WHAT YOU SHOULD DO → Gather all lines in the entries below that include the word "icon".

GIVEN ENTRIES →
· · · · ·
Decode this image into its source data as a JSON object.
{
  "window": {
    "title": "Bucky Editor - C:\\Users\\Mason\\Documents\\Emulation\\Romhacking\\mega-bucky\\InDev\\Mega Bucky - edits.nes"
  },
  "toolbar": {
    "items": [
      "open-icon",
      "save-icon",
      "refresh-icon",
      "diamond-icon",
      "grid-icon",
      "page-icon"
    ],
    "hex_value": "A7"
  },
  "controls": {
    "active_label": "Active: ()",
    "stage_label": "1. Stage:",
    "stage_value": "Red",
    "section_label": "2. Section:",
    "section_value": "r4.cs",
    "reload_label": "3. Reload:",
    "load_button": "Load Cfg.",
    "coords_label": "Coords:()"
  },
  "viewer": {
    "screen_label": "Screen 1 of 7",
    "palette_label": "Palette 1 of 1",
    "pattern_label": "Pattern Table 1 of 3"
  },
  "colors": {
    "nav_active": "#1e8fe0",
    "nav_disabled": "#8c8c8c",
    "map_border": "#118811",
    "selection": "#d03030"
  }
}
· · · · ·
SOLUTION →
      "open-icon",
      "save-icon",
      "refresh-icon",
      "diamond-icon",
      "grid-icon",
      "page-icon"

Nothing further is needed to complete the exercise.